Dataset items
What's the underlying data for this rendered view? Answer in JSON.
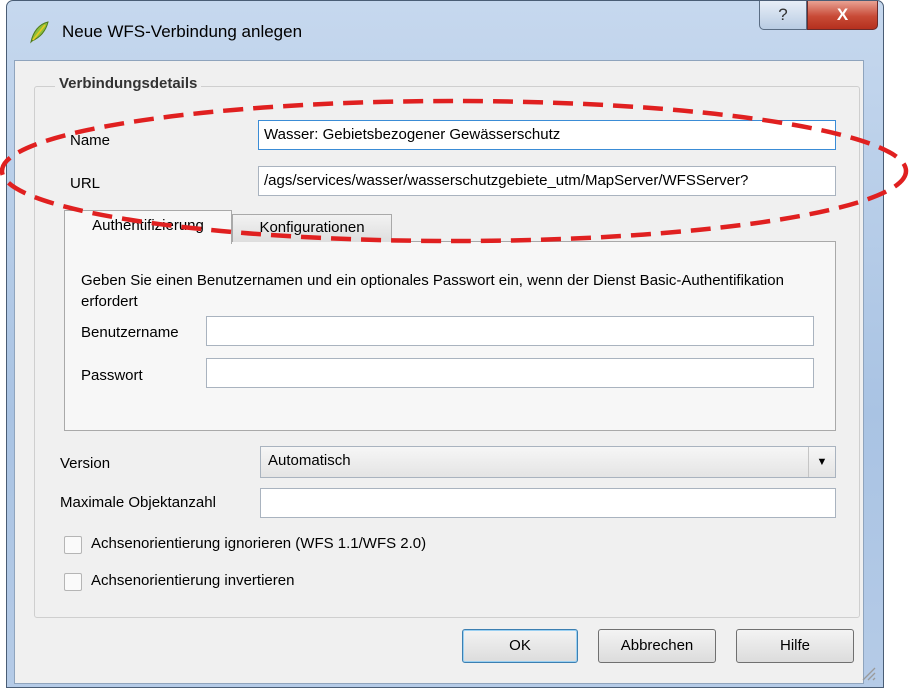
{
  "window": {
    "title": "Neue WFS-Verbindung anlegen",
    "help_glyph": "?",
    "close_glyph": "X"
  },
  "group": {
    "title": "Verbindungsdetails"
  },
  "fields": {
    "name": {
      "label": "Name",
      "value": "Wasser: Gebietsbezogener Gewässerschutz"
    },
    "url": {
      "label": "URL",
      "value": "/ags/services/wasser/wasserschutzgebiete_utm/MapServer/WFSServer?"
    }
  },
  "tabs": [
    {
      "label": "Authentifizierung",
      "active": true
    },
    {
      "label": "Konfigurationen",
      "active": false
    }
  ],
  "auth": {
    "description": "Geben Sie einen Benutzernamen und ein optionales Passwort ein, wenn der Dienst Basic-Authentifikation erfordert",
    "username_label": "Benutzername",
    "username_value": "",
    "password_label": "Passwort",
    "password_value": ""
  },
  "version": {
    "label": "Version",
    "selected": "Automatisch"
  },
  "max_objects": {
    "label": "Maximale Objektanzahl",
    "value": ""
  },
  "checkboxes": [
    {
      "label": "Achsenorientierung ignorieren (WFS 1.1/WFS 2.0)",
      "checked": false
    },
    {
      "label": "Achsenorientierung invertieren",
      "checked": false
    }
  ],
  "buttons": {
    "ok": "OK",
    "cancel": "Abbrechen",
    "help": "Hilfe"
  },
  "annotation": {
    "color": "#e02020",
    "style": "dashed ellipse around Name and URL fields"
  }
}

▶ _Task details_: Each entry above is to be written out again unchanged, apart from the pictures, which are left out.

▶ _Worked answer_:
What's the underlying data for this rendered view? Answer in JSON.
{
  "window": {
    "title": "Neue WFS-Verbindung anlegen",
    "help_glyph": "?",
    "close_glyph": "X"
  },
  "group": {
    "title": "Verbindungsdetails"
  },
  "fields": {
    "name": {
      "label": "Name",
      "value": "Wasser: Gebietsbezogener Gewässerschutz"
    },
    "url": {
      "label": "URL",
      "value": "/ags/services/wasser/wasserschutzgebiete_utm/MapServer/WFSServer?"
    }
  },
  "tabs": [
    {
      "label": "Authentifizierung",
      "active": true
    },
    {
      "label": "Konfigurationen",
      "active": false
    }
  ],
  "auth": {
    "description": "Geben Sie einen Benutzernamen und ein optionales Passwort ein, wenn der Dienst Basic-Authentifikation erfordert",
    "username_label": "Benutzername",
    "username_value": "",
    "password_label": "Passwort",
    "password_value": ""
  },
  "version": {
    "label": "Version",
    "selected": "Automatisch"
  },
  "max_objects": {
    "label": "Maximale Objektanzahl",
    "value": ""
  },
  "checkboxes": [
    {
      "label": "Achsenorientierung ignorieren (WFS 1.1/WFS 2.0)",
      "checked": false
    },
    {
      "label": "Achsenorientierung invertieren",
      "checked": false
    }
  ],
  "buttons": {
    "ok": "OK",
    "cancel": "Abbrechen",
    "help": "Hilfe"
  },
  "annotation": {
    "color": "#e02020",
    "style": "dashed ellipse around Name and URL fields"
  }
}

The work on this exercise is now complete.